WRITTEN INSTRUCTION: Duplicate the following listing line for line, without changing anything.
* Start ENTRIES SUPPLIED *
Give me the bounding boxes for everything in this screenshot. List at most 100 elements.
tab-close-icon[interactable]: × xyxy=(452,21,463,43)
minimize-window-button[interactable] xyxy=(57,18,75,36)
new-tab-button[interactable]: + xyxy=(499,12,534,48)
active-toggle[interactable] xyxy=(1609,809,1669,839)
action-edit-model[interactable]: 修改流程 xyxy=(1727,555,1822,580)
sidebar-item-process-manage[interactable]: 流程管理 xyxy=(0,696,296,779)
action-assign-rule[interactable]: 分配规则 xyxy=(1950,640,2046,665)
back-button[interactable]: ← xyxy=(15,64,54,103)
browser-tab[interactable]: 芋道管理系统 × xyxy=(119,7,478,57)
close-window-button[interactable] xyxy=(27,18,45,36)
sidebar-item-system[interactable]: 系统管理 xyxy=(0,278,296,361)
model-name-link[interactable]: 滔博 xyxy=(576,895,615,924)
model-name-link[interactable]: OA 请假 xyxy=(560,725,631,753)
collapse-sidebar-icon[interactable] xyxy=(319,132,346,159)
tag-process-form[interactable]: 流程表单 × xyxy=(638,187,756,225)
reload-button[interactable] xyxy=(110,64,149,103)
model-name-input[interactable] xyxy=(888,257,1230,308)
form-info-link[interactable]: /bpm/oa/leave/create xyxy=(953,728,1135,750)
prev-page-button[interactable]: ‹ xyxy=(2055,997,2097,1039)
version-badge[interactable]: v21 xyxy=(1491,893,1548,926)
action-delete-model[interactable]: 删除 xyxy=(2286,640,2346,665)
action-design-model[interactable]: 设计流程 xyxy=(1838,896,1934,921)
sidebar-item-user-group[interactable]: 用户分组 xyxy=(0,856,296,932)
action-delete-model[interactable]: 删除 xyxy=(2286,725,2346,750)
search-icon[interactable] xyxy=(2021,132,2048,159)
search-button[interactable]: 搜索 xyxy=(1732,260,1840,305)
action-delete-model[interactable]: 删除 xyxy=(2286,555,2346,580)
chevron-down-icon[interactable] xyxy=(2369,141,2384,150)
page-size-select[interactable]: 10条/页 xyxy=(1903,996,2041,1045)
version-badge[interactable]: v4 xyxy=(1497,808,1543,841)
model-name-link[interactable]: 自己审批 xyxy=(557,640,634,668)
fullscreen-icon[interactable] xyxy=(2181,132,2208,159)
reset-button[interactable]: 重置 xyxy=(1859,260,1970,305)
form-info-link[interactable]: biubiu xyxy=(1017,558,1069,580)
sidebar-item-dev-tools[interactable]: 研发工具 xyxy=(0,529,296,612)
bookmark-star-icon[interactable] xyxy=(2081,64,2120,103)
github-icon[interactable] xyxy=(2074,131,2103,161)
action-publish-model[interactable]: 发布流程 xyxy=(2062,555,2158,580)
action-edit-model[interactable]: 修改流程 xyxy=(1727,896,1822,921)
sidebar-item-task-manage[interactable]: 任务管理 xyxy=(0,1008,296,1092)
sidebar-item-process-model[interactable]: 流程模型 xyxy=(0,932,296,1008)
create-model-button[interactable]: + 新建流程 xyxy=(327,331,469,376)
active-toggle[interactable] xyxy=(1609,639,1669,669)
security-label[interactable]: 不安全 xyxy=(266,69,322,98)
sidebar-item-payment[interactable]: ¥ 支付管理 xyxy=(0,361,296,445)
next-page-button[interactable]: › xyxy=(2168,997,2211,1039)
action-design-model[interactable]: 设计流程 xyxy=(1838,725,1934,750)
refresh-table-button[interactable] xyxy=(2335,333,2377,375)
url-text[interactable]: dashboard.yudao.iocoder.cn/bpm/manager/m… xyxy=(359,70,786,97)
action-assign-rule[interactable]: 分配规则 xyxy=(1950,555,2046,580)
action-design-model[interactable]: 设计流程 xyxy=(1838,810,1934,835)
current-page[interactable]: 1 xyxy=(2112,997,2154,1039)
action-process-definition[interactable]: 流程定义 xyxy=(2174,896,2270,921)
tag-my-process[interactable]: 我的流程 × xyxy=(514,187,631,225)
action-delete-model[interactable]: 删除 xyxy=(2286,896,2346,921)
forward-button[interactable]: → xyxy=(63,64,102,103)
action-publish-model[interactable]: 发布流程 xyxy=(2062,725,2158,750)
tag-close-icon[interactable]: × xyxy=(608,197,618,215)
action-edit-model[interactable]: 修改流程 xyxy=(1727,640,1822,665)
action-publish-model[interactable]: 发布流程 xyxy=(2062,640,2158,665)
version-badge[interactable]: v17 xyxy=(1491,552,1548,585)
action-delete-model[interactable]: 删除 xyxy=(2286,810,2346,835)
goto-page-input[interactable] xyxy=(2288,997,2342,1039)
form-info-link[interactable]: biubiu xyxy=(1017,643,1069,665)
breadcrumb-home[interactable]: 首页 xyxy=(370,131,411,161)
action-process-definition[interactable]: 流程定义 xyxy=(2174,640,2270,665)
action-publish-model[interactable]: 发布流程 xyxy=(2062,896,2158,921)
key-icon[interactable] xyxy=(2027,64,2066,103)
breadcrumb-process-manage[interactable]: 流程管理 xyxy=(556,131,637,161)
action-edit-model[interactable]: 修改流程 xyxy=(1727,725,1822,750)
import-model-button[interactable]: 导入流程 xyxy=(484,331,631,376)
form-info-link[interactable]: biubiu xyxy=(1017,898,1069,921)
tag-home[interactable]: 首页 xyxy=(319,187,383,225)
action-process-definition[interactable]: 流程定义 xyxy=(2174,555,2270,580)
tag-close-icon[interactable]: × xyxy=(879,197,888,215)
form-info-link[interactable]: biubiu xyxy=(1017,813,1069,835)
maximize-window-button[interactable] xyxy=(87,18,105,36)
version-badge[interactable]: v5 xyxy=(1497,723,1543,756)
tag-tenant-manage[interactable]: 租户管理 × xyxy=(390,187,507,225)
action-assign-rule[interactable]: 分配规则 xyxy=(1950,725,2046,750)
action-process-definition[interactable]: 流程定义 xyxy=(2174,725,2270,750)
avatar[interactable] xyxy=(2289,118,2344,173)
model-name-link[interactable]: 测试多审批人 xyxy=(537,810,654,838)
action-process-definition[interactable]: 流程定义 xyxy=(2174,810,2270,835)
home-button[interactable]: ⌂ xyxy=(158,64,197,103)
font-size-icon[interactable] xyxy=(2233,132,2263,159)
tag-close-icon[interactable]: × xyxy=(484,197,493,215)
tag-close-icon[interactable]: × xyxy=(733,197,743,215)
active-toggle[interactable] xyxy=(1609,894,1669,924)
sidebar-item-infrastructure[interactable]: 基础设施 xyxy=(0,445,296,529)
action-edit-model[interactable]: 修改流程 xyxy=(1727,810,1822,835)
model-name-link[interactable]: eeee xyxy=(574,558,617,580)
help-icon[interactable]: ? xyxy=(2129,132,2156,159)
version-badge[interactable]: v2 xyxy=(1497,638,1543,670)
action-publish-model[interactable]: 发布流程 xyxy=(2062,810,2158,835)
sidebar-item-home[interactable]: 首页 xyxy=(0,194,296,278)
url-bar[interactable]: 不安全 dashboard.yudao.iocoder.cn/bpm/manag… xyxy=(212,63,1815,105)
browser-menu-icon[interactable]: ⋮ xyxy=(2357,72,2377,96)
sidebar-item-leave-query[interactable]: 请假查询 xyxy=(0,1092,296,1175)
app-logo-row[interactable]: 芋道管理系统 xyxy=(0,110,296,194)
* End ENTRIES SUPPLIED *
FULL OUTPUT:
Give me the bounding boxes for everything in this screenshot. List at most 100 elements.
tab-close-icon[interactable]: × xyxy=(452,21,463,43)
minimize-window-button[interactable] xyxy=(57,18,75,36)
new-tab-button[interactable]: + xyxy=(499,12,534,48)
active-toggle[interactable] xyxy=(1609,809,1669,839)
action-edit-model[interactable]: 修改流程 xyxy=(1727,555,1822,580)
sidebar-item-process-manage[interactable]: 流程管理 xyxy=(0,696,296,779)
action-assign-rule[interactable]: 分配规则 xyxy=(1950,640,2046,665)
back-button[interactable]: ← xyxy=(15,64,54,103)
browser-tab[interactable]: 芋道管理系统 × xyxy=(119,7,478,57)
close-window-button[interactable] xyxy=(27,18,45,36)
sidebar-item-system[interactable]: 系统管理 xyxy=(0,278,296,361)
model-name-link[interactable]: 滔博 xyxy=(576,895,615,924)
model-name-link[interactable]: OA 请假 xyxy=(560,725,631,753)
collapse-sidebar-icon[interactable] xyxy=(319,132,346,159)
tag-process-form[interactable]: 流程表单 × xyxy=(638,187,756,225)
reload-button[interactable] xyxy=(110,64,149,103)
model-name-input[interactable] xyxy=(888,257,1230,308)
form-info-link[interactable]: /bpm/oa/leave/create xyxy=(953,728,1135,750)
prev-page-button[interactable]: ‹ xyxy=(2055,997,2097,1039)
version-badge[interactable]: v21 xyxy=(1491,893,1548,926)
action-delete-model[interactable]: 删除 xyxy=(2286,640,2346,665)
action-design-model[interactable]: 设计流程 xyxy=(1838,896,1934,921)
sidebar-item-user-group[interactable]: 用户分组 xyxy=(0,856,296,932)
action-delete-model[interactable]: 删除 xyxy=(2286,725,2346,750)
search-icon[interactable] xyxy=(2021,132,2048,159)
search-button[interactable]: 搜索 xyxy=(1732,260,1840,305)
action-delete-model[interactable]: 删除 xyxy=(2286,555,2346,580)
chevron-down-icon[interactable] xyxy=(2369,141,2384,150)
page-size-select[interactable]: 10条/页 xyxy=(1903,996,2041,1045)
version-badge[interactable]: v4 xyxy=(1497,808,1543,841)
model-name-link[interactable]: 自己审批 xyxy=(557,640,634,668)
fullscreen-icon[interactable] xyxy=(2181,132,2208,159)
reset-button[interactable]: 重置 xyxy=(1859,260,1970,305)
form-info-link[interactable]: biubiu xyxy=(1017,558,1069,580)
sidebar-item-dev-tools[interactable]: 研发工具 xyxy=(0,529,296,612)
bookmark-star-icon[interactable] xyxy=(2081,64,2120,103)
github-icon[interactable] xyxy=(2074,131,2103,161)
action-publish-model[interactable]: 发布流程 xyxy=(2062,555,2158,580)
action-edit-model[interactable]: 修改流程 xyxy=(1727,896,1822,921)
sidebar-item-task-manage[interactable]: 任务管理 xyxy=(0,1008,296,1092)
sidebar-item-process-model[interactable]: 流程模型 xyxy=(0,932,296,1008)
create-model-button[interactable]: + 新建流程 xyxy=(327,331,469,376)
active-toggle[interactable] xyxy=(1609,639,1669,669)
security-label[interactable]: 不安全 xyxy=(266,69,322,98)
sidebar-item-payment[interactable]: ¥ 支付管理 xyxy=(0,361,296,445)
next-page-button[interactable]: › xyxy=(2168,997,2211,1039)
action-design-model[interactable]: 设计流程 xyxy=(1838,725,1934,750)
refresh-table-button[interactable] xyxy=(2335,333,2377,375)
url-text[interactable]: dashboard.yudao.iocoder.cn/bpm/manager/m… xyxy=(359,70,786,97)
action-assign-rule[interactable]: 分配规则 xyxy=(1950,555,2046,580)
action-design-model[interactable]: 设计流程 xyxy=(1838,810,1934,835)
current-page[interactable]: 1 xyxy=(2112,997,2154,1039)
action-process-definition[interactable]: 流程定义 xyxy=(2174,896,2270,921)
tag-my-process[interactable]: 我的流程 × xyxy=(514,187,631,225)
action-delete-model[interactable]: 删除 xyxy=(2286,896,2346,921)
forward-button[interactable]: → xyxy=(63,64,102,103)
action-publish-model[interactable]: 发布流程 xyxy=(2062,725,2158,750)
tag-close-icon[interactable]: × xyxy=(608,197,618,215)
action-edit-model[interactable]: 修改流程 xyxy=(1727,640,1822,665)
action-publish-model[interactable]: 发布流程 xyxy=(2062,640,2158,665)
version-badge[interactable]: v17 xyxy=(1491,552,1548,585)
action-delete-model[interactable]: 删除 xyxy=(2286,810,2346,835)
goto-page-input[interactable] xyxy=(2288,997,2342,1039)
form-info-link[interactable]: biubiu xyxy=(1017,643,1069,665)
breadcrumb-home[interactable]: 首页 xyxy=(370,131,411,161)
action-process-definition[interactable]: 流程定义 xyxy=(2174,640,2270,665)
action-publish-model[interactable]: 发布流程 xyxy=(2062,896,2158,921)
key-icon[interactable] xyxy=(2027,64,2066,103)
breadcrumb-process-manage[interactable]: 流程管理 xyxy=(556,131,637,161)
action-edit-model[interactable]: 修改流程 xyxy=(1727,725,1822,750)
import-model-button[interactable]: 导入流程 xyxy=(484,331,631,376)
form-info-link[interactable]: biubiu xyxy=(1017,898,1069,921)
tag-home[interactable]: 首页 xyxy=(319,187,383,225)
action-process-definition[interactable]: 流程定义 xyxy=(2174,555,2270,580)
tag-close-icon[interactable]: × xyxy=(879,197,888,215)
form-info-link[interactable]: biubiu xyxy=(1017,813,1069,835)
maximize-window-button[interactable] xyxy=(87,18,105,36)
version-badge[interactable]: v5 xyxy=(1497,723,1543,756)
tag-tenant-manage[interactable]: 租户管理 × xyxy=(390,187,507,225)
action-assign-rule[interactable]: 分配规则 xyxy=(1950,725,2046,750)
action-process-definition[interactable]: 流程定义 xyxy=(2174,725,2270,750)
avatar[interactable] xyxy=(2289,118,2344,173)
model-name-link[interactable]: 测试多审批人 xyxy=(537,810,654,838)
action-process-definition[interactable]: 流程定义 xyxy=(2174,810,2270,835)
home-button[interactable]: ⌂ xyxy=(158,64,197,103)
font-size-icon[interactable] xyxy=(2233,132,2263,159)
tag-close-icon[interactable]: × xyxy=(484,197,493,215)
tag-close-icon[interactable]: × xyxy=(733,197,743,215)
active-toggle[interactable] xyxy=(1609,894,1669,924)
sidebar-item-infrastructure[interactable]: 基础设施 xyxy=(0,445,296,529)
action-edit-model[interactable]: 修改流程 xyxy=(1727,810,1822,835)
model-name-link[interactable]: eeee xyxy=(574,558,617,580)
help-icon[interactable]: ? xyxy=(2129,132,2156,159)
version-badge[interactable]: v2 xyxy=(1497,638,1543,670)
action-publish-model[interactable]: 发布流程 xyxy=(2062,810,2158,835)
sidebar-item-home[interactable]: 首页 xyxy=(0,194,296,278)
url-bar[interactable]: 不安全 dashboard.yudao.iocoder.cn/bpm/manag… xyxy=(212,63,1815,105)
browser-menu-icon[interactable]: ⋮ xyxy=(2357,72,2377,96)
sidebar-item-leave-query[interactable]: 请假查询 xyxy=(0,1092,296,1175)
app-logo-row[interactable]: 芋道管理系统 xyxy=(0,110,296,194)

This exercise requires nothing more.